* BEGIN GIVEN ENTRIES *
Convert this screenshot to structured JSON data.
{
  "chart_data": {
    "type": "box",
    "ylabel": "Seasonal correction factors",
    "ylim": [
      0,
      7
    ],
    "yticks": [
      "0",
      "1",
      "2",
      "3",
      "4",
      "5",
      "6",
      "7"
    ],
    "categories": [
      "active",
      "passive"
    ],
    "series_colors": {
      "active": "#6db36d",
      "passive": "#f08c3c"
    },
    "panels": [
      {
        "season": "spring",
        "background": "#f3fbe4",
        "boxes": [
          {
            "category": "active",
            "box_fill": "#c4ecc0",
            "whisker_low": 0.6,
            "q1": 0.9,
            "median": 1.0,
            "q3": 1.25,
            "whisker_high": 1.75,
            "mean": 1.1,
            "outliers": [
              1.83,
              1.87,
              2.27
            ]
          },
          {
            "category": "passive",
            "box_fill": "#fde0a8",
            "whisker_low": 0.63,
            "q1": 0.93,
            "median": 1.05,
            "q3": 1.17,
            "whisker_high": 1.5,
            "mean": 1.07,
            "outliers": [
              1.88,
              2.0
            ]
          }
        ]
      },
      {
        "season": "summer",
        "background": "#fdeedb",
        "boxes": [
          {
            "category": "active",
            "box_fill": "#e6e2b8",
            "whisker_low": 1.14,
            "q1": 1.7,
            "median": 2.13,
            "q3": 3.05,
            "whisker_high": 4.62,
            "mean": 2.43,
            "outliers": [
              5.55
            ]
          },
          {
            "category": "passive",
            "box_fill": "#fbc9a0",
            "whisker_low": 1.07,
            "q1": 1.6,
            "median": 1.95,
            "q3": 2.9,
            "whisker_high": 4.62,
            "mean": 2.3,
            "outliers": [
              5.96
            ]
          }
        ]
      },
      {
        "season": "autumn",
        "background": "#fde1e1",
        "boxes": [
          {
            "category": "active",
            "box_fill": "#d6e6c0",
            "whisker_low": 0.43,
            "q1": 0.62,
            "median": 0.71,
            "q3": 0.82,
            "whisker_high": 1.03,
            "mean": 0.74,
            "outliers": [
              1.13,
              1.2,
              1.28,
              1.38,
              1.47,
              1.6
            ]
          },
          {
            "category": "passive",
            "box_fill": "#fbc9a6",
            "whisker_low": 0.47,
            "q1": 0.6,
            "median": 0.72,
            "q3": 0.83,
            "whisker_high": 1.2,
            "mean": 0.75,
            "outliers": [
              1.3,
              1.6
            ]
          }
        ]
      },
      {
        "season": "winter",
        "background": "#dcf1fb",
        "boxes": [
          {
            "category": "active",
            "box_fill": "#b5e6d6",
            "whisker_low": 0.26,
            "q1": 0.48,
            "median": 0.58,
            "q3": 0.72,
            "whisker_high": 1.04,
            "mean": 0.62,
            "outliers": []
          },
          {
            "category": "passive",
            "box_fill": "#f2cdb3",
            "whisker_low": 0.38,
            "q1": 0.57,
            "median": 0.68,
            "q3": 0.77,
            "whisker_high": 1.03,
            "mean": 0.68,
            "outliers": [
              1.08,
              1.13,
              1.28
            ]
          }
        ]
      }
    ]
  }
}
* END GIVEN ENTRIES *
▶ **WHAT THIS TASK INVOLVES**: In the records above, how many lines hold the string "background"? Reply with only the number.

▶ **EXERCISE OUTPUT**: 4